> WRITTEN INSTRUCTION
Copy every line from the records below that holds the word "snap".

> Stored data
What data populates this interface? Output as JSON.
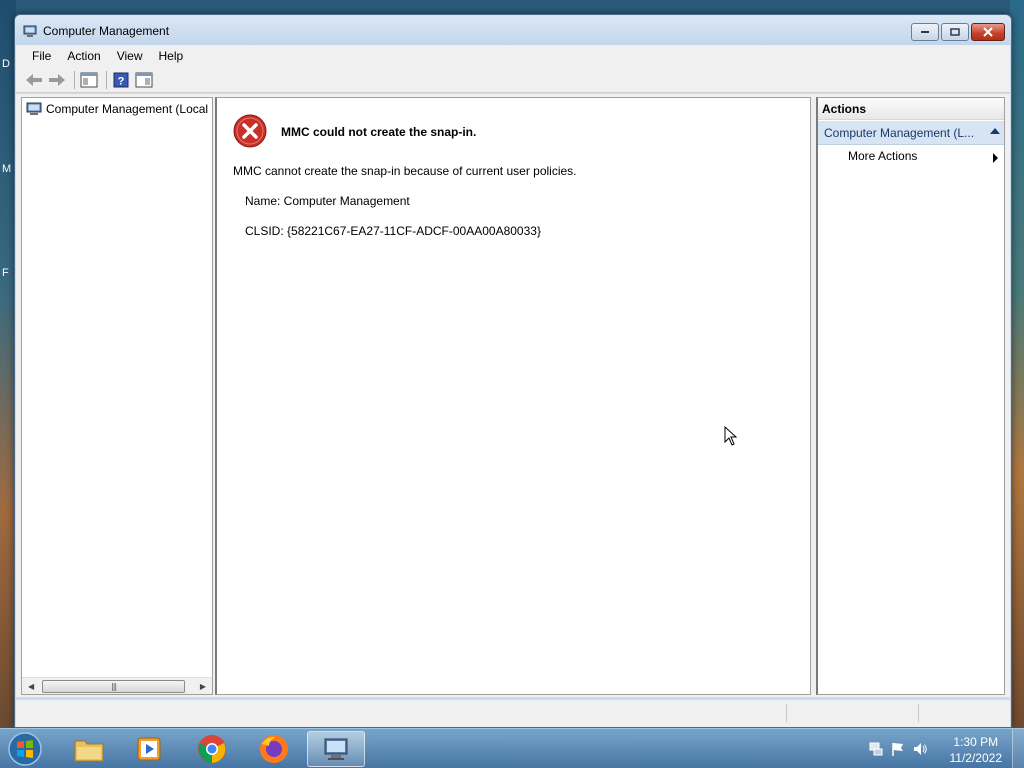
{
  "desktop": {
    "edge_marks": [
      "D",
      "M",
      "F"
    ]
  },
  "window": {
    "title": "Computer Management",
    "controls": {
      "minimize": "minimize",
      "maximize": "maximize",
      "close": "close"
    }
  },
  "menu": {
    "items": [
      {
        "label": "File"
      },
      {
        "label": "Action"
      },
      {
        "label": "View"
      },
      {
        "label": "Help"
      }
    ]
  },
  "tree": {
    "root_label": "Computer Management (Local"
  },
  "error": {
    "title": "MMC could not create the snap-in.",
    "message": "MMC cannot create the snap-in because of current user policies.",
    "name_line": "Name: Computer Management",
    "clsid_line": "CLSID: {58221C67-EA27-11CF-ADCF-00AA00A80033}"
  },
  "actions": {
    "header": "Actions",
    "section": "Computer Management (L...",
    "more_actions": "More Actions"
  },
  "taskbar": {
    "apps": [
      {
        "name": "file-explorer",
        "active": false
      },
      {
        "name": "media-player",
        "active": false
      },
      {
        "name": "chrome",
        "active": false
      },
      {
        "name": "firefox",
        "active": false
      },
      {
        "name": "computer-management",
        "active": true
      }
    ],
    "clock_time": "1:30 PM",
    "clock_date": "11/2/2022"
  },
  "colors": {
    "error_red": "#c8302a",
    "action_section_bg": "#d6e4f3",
    "titlebar": "#c2d6ec"
  }
}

> FINISHED TASK
    "title": "MMC could not create the snap-in.",
    "message": "MMC cannot create the snap-in because of current user policies.",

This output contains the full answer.